==== THE INPUT ====

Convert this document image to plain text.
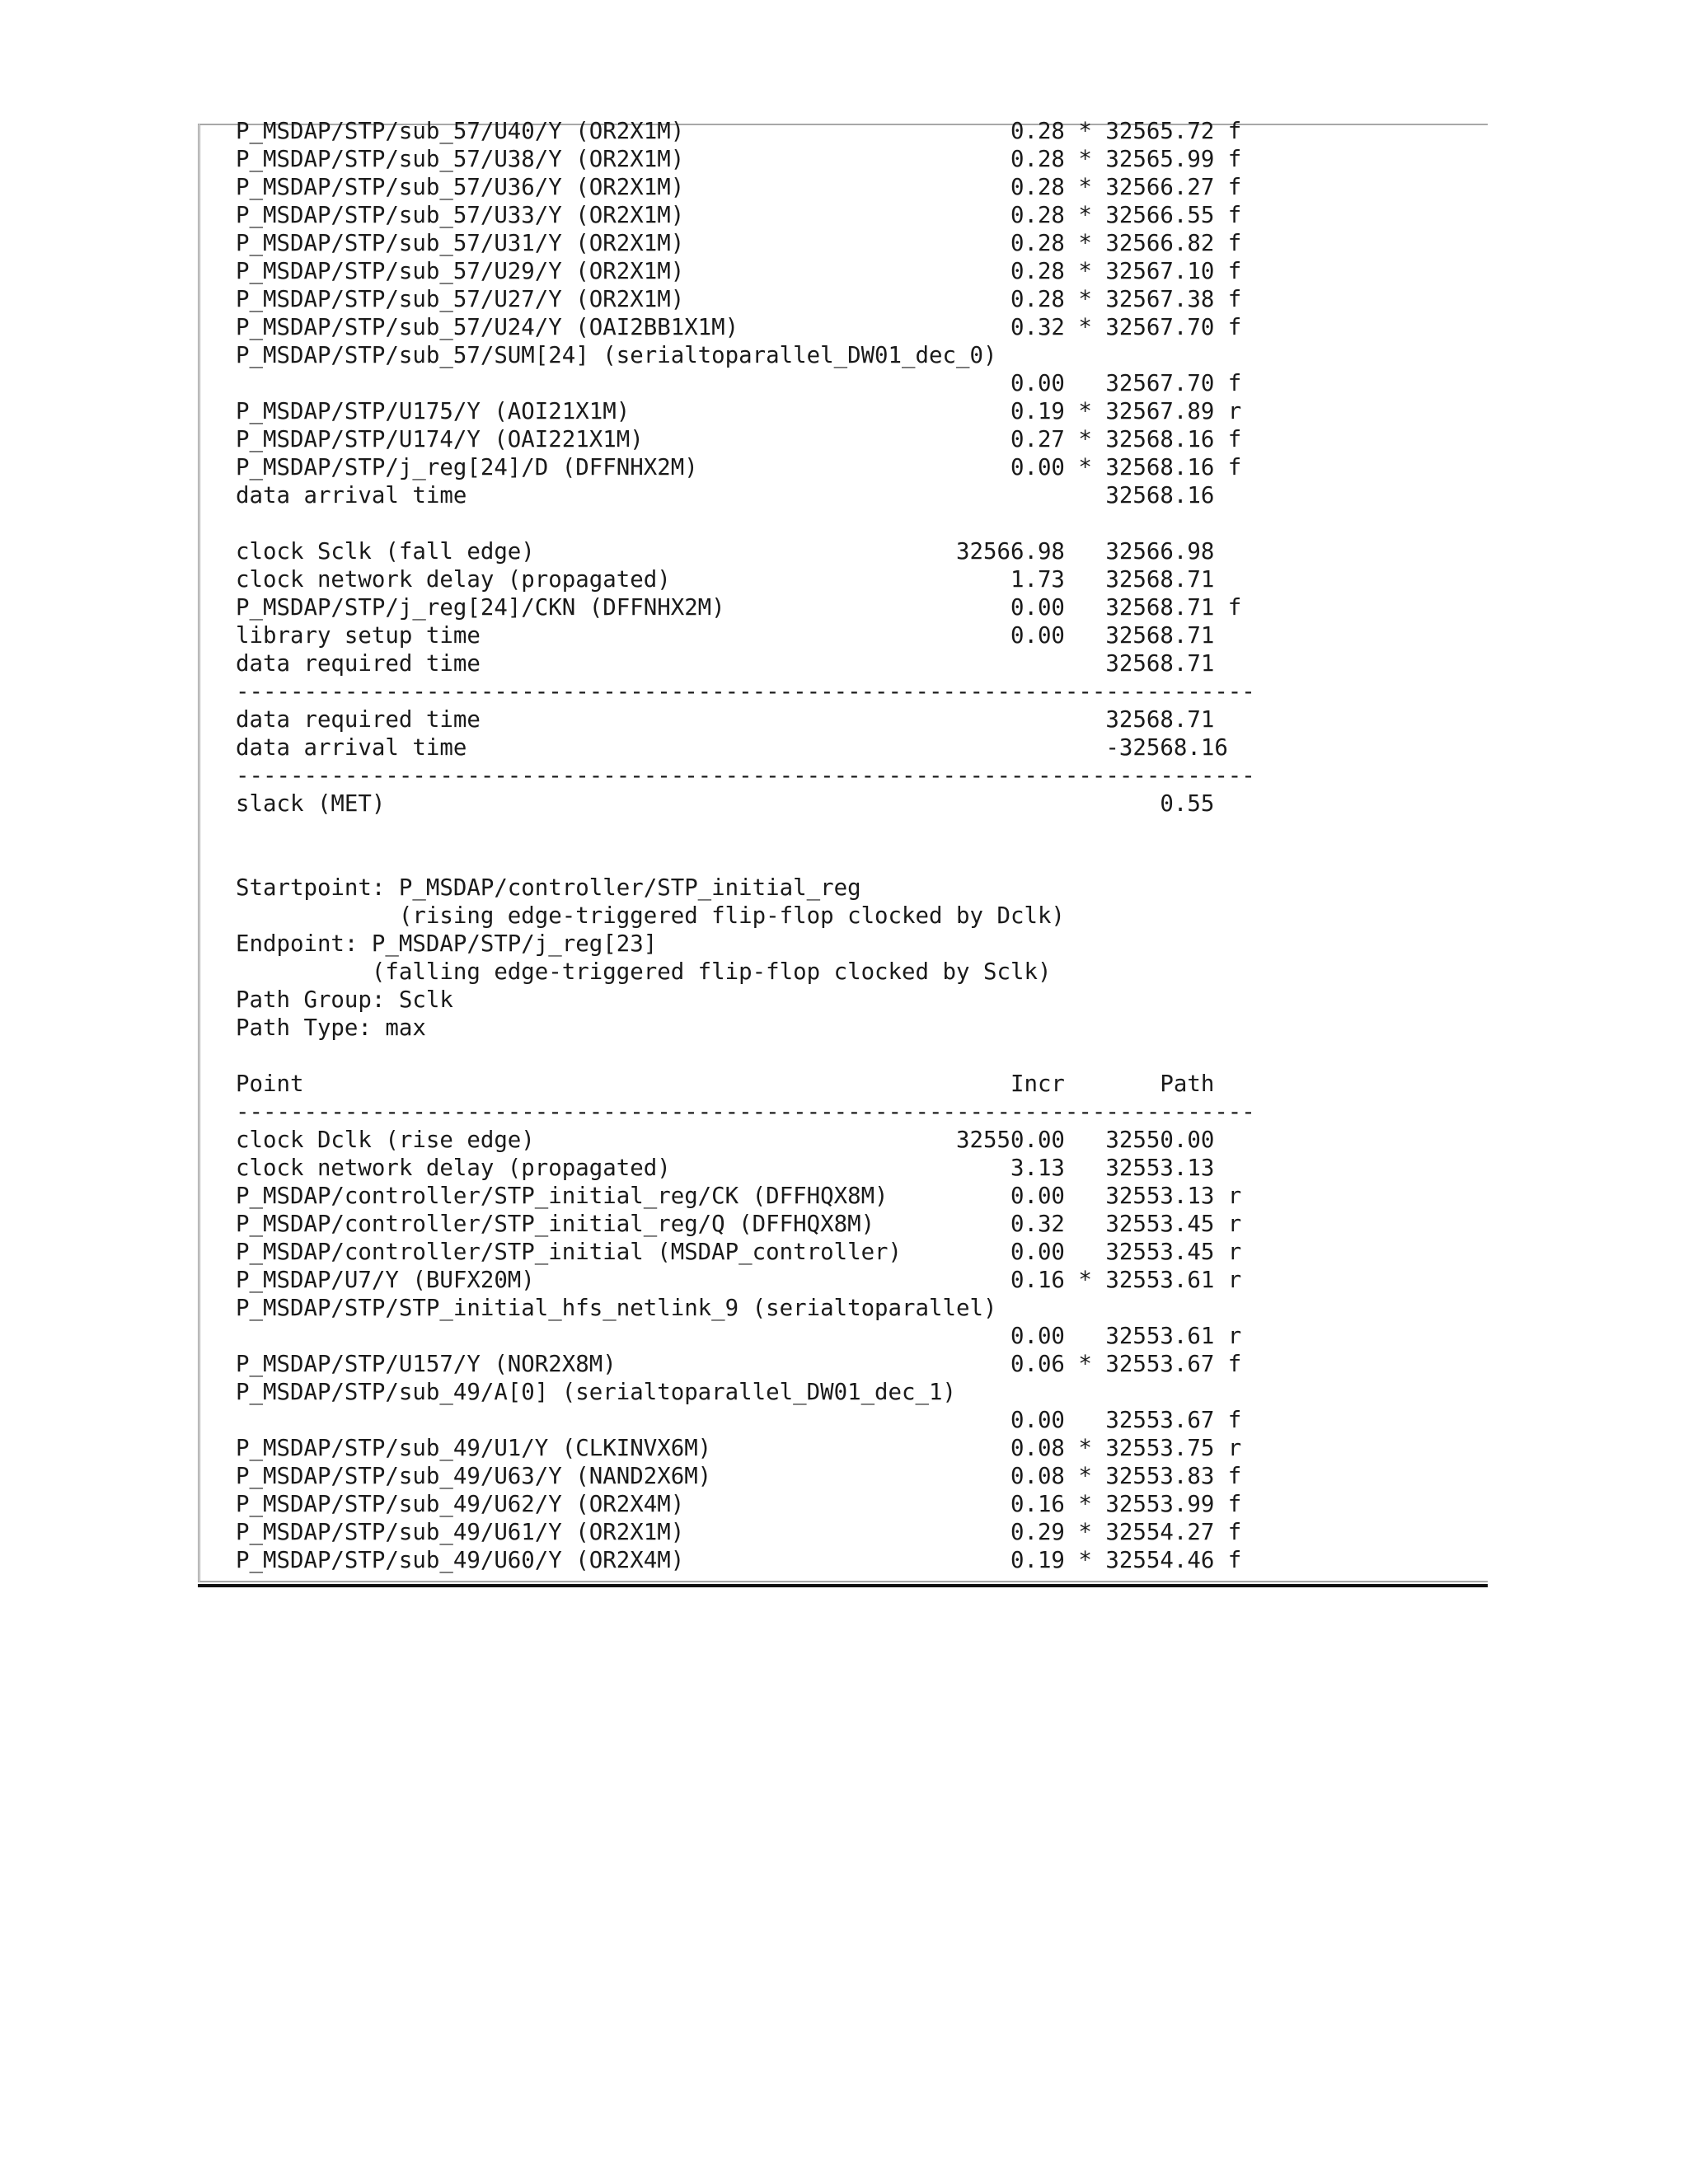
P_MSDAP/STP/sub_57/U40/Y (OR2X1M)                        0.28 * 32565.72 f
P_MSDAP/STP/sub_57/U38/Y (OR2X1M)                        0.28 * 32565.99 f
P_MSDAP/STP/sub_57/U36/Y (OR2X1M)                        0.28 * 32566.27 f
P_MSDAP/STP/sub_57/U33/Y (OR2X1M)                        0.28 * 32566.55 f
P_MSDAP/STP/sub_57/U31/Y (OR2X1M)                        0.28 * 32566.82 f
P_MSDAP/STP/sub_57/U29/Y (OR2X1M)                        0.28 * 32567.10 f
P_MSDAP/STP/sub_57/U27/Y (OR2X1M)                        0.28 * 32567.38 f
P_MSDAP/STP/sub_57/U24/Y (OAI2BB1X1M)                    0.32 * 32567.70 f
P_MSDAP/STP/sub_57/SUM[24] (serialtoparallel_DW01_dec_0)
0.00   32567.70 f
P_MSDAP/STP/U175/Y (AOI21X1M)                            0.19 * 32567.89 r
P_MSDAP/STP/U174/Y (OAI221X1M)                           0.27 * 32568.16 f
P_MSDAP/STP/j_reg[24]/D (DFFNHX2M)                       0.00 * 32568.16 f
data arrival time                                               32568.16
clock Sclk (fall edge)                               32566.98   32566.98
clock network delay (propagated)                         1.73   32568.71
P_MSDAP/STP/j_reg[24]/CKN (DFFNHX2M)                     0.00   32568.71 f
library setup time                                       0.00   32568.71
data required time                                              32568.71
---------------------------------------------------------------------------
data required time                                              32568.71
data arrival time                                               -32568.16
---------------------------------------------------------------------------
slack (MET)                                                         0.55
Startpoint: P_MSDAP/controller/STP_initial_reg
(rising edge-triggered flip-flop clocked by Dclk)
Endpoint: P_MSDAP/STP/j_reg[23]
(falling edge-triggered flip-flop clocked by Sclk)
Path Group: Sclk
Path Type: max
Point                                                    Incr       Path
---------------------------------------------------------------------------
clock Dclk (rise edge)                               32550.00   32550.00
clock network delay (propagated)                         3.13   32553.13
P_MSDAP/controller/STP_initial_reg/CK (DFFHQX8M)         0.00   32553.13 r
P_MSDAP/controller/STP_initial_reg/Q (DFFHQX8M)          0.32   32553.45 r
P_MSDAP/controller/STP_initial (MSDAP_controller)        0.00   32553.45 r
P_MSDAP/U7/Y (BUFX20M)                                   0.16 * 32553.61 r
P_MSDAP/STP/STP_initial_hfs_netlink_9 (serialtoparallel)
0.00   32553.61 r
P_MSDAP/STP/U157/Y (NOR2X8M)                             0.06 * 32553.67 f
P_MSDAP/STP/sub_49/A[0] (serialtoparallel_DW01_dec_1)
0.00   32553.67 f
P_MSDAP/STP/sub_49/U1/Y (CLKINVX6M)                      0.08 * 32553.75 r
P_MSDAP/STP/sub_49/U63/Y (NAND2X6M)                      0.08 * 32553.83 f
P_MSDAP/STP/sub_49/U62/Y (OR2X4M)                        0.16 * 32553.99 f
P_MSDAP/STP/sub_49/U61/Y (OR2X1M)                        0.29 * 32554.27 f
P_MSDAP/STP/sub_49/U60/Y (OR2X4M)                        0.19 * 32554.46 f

====
==== THE INPUT ====

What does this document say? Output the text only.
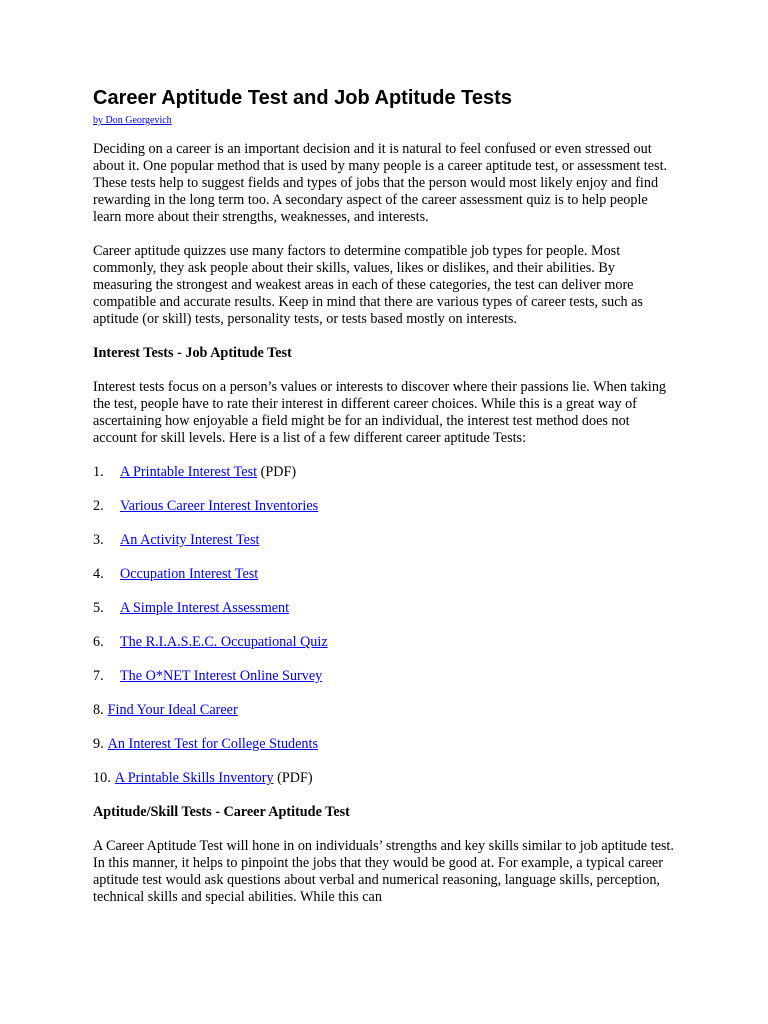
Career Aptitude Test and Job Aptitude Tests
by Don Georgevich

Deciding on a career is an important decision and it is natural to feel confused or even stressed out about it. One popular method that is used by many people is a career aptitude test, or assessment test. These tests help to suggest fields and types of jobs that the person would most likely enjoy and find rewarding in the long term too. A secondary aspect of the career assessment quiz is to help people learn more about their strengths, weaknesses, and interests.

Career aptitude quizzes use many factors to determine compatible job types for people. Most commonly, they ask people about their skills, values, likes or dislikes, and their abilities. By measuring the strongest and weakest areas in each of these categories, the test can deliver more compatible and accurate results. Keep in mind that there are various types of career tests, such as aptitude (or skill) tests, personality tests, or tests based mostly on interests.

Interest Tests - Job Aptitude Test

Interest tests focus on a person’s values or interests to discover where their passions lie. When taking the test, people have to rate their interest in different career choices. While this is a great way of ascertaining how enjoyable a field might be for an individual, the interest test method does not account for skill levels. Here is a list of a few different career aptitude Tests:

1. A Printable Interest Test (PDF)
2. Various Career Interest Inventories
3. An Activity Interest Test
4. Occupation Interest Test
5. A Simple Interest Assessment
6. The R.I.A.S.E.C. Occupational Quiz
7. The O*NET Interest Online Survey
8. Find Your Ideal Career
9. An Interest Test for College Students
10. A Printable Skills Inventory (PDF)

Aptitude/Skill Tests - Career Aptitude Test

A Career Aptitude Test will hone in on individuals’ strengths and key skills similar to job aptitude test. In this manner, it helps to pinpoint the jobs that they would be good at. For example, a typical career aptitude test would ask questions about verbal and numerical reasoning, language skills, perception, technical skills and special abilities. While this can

====
==== THE INPUT ====

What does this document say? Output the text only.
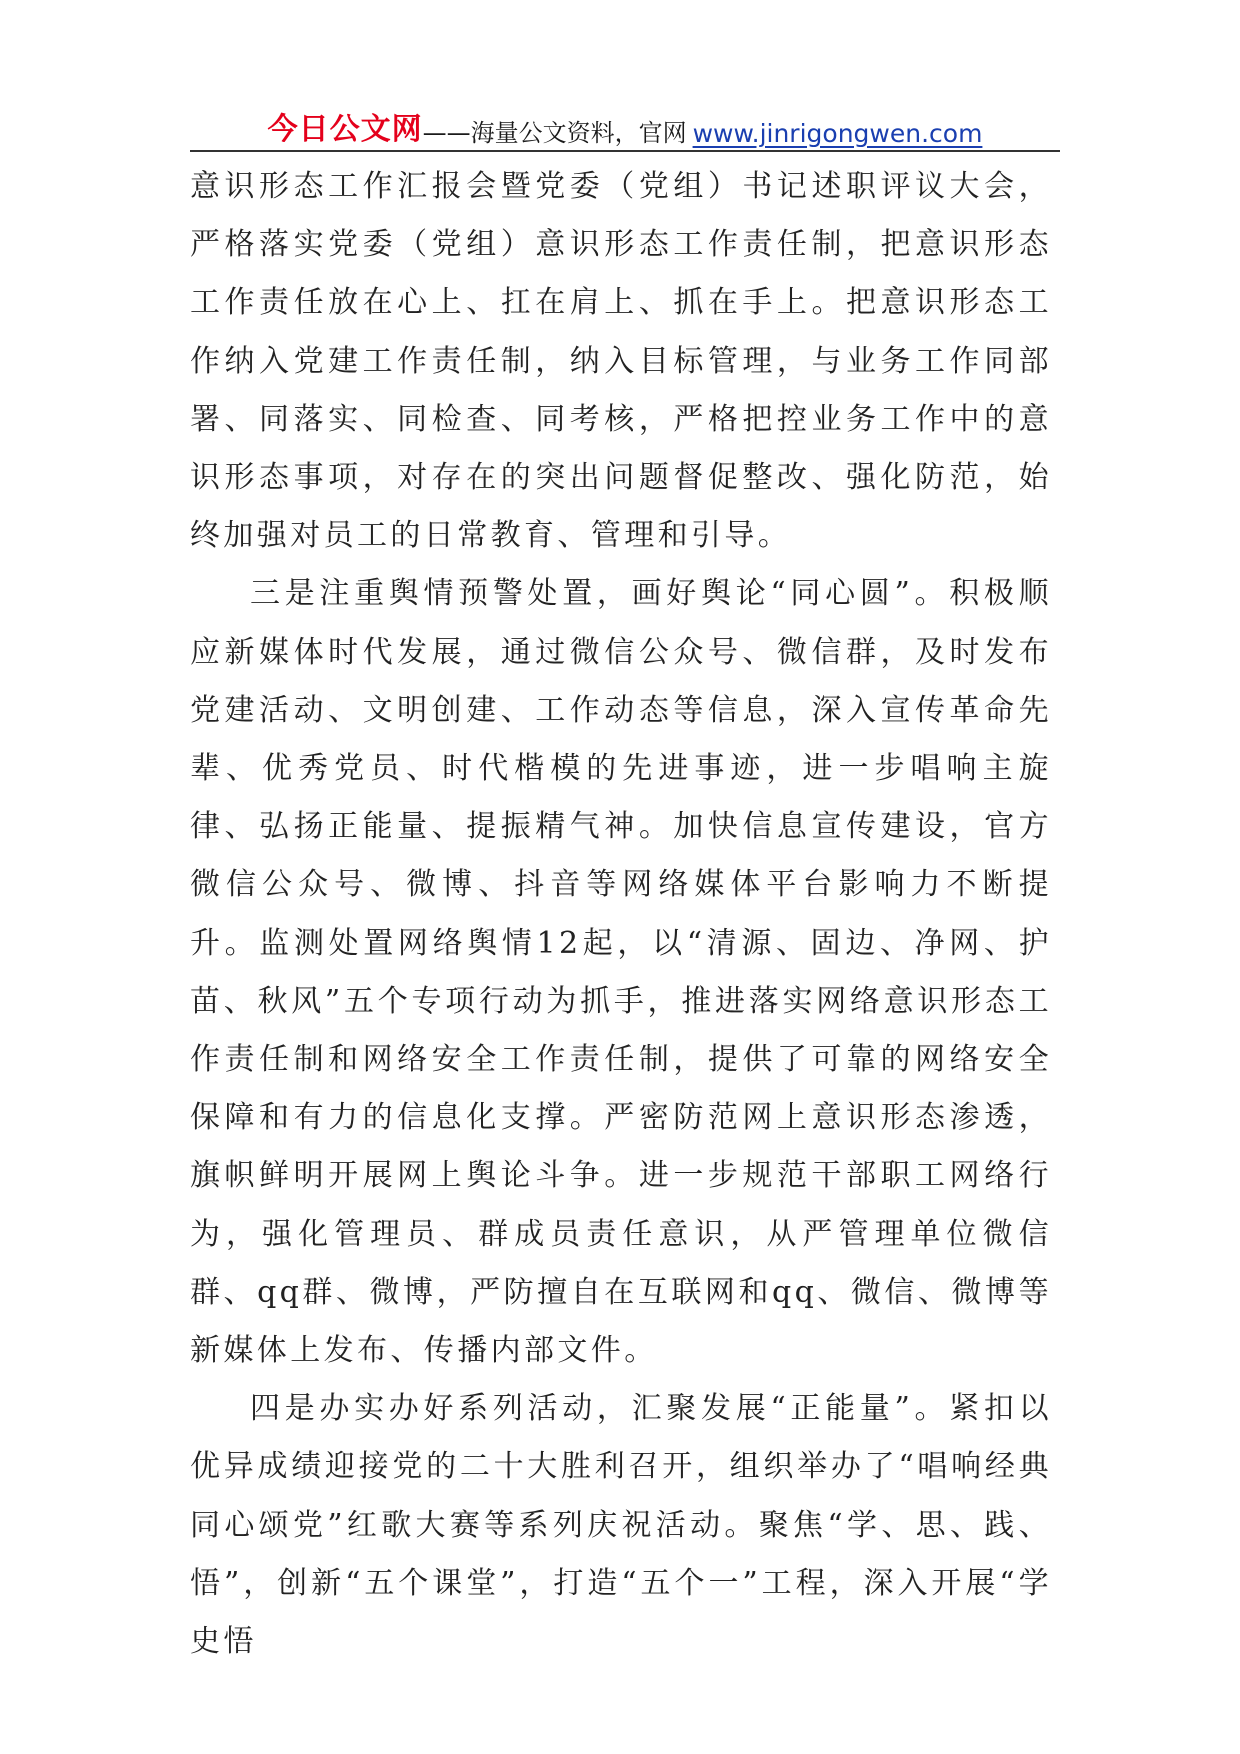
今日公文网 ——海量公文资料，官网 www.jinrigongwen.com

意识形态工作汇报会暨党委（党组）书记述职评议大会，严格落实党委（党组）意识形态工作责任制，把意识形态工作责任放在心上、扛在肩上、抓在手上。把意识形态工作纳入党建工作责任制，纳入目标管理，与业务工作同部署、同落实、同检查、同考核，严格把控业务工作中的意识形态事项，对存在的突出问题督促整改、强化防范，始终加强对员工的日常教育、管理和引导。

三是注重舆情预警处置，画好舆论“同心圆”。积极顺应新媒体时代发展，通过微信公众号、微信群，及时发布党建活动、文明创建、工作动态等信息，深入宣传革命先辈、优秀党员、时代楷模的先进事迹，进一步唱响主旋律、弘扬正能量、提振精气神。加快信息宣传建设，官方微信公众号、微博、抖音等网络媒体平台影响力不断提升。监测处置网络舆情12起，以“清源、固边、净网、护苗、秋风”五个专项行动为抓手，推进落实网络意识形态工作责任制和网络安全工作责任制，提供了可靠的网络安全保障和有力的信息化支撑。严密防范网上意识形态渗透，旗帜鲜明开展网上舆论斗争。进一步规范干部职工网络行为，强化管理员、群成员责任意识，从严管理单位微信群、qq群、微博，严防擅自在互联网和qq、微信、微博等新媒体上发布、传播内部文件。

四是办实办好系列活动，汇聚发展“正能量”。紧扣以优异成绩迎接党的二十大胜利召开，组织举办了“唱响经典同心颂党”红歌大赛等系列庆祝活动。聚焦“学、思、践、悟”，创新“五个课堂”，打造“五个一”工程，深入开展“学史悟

====

TASK BRIEF: Pull out each line of the entries that contains "Path".

ANSWER:
Path Group: Sclk
Path Type: max
Point                                                    Incr       Path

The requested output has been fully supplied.